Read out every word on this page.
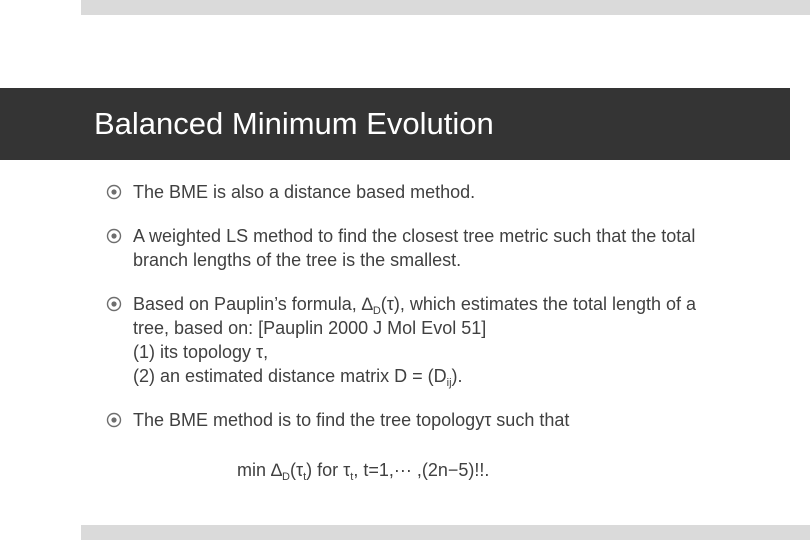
Balanced Minimum Evolution
The BME is also a distance based method.
A weighted LS method to find the closest tree metric such that the total
branch lengths of the tree is the smallest.
Based on Pauplin’s formula, $\Delta_D(\tau)$, which estimates the total length of a
tree, based on: [Pauplin 2000 J Mol Evol 51]
(1) its topology τ,
(2) an estimated distance matrix $D = (D_{ij})$.
The BME method is to find the tree topologyτ such that
$\min \Delta_D(\tau_t)$ for $\tau_t$, t=1,··· ,(2n−5)!!.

——————————

Quote the material in full and exactly; do not carry over its pictures.

_Solution for this problem:_
Read out every word on this page.
Balanced Minimum Evolution
The BME is also a distance based method.
A weighted LS method to find the closest tree metric such that the total
branch lengths of the tree is the smallest.
Based on Pauplin’s formula, $\Delta_D(\tau)$, which estimates the total length of a
tree, based on: [Pauplin 2000 J Mol Evol 51]
(1) its topology τ,
(2) an estimated distance matrix $D = (D_{ij})$.
The BME method is to find the tree topologyτ such that
$\min \Delta_D(\tau_t)$ for $\tau_t$, t=1,··· ,(2n−5)!!.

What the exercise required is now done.